[EXERCISE OBJECTIVE] Reproduce all of the data word for word.

[AVAILABLE DATA]
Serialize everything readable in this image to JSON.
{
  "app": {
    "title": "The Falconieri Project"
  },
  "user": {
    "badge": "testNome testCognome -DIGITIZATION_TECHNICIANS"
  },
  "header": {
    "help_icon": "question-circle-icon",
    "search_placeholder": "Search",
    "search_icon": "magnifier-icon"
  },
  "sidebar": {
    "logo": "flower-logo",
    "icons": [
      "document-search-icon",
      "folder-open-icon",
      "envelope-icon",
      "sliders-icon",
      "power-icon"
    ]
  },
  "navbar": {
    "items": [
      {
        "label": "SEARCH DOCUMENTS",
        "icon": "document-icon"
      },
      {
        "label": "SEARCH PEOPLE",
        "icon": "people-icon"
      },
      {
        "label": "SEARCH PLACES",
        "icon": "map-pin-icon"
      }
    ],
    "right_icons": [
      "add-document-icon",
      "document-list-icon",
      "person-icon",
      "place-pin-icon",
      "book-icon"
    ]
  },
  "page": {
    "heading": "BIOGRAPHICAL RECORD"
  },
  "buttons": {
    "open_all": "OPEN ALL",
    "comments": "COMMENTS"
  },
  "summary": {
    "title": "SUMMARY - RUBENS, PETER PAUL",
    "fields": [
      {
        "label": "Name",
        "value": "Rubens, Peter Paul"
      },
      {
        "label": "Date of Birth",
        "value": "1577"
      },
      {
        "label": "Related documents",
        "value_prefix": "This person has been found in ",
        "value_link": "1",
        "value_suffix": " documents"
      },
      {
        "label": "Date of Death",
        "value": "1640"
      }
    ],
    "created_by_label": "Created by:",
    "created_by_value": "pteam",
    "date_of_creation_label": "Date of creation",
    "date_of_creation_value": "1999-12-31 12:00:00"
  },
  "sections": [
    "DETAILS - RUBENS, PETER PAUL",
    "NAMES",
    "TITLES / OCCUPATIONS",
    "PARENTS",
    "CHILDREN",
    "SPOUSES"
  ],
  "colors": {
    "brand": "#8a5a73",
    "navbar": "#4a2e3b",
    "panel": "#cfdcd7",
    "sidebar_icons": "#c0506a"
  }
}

[TASK SOLUTION]
Serialize everything readable in this image to JSON.
{
  "app": {
    "title": "The Falconieri Project"
  },
  "user": {
    "badge": "testNome testCognome -DIGITIZATION_TECHNICIANS"
  },
  "header": {
    "help_icon": "question-circle-icon",
    "search_placeholder": "Search",
    "search_icon": "magnifier-icon"
  },
  "sidebar": {
    "logo": "flower-logo",
    "icons": [
      "document-search-icon",
      "folder-open-icon",
      "envelope-icon",
      "sliders-icon",
      "power-icon"
    ]
  },
  "navbar": {
    "items": [
      {
        "label": "SEARCH DOCUMENTS",
        "icon": "document-icon"
      },
      {
        "label": "SEARCH PEOPLE",
        "icon": "people-icon"
      },
      {
        "label": "SEARCH PLACES",
        "icon": "map-pin-icon"
      }
    ],
    "right_icons": [
      "add-document-icon",
      "document-list-icon",
      "person-icon",
      "place-pin-icon",
      "book-icon"
    ]
  },
  "page": {
    "heading": "BIOGRAPHICAL RECORD"
  },
  "buttons": {
    "open_all": "OPEN ALL",
    "comments": "COMMENTS"
  },
  "summary": {
    "title": "SUMMARY - RUBENS, PETER PAUL",
    "fields": [
      {
        "label": "Name",
        "value": "Rubens, Peter Paul"
      },
      {
        "label": "Date of Birth",
        "value": "1577"
      },
      {
        "label": "Related documents",
        "value_prefix": "This person has been found in ",
        "value_link": "1",
        "value_suffix": " documents"
      },
      {
        "label": "Date of Death",
        "value": "1640"
      }
    ],
    "created_by_label": "Created by:",
    "created_by_value": "pteam",
    "date_of_creation_label": "Date of creation",
    "date_of_creation_value": "1999-12-31 12:00:00"
  },
  "sections": [
    "DETAILS - RUBENS, PETER PAUL",
    "NAMES",
    "TITLES / OCCUPATIONS",
    "PARENTS",
    "CHILDREN",
    "SPOUSES"
  ],
  "colors": {
    "brand": "#8a5a73",
    "navbar": "#4a2e3b",
    "panel": "#cfdcd7",
    "sidebar_icons": "#c0506a"
  }
}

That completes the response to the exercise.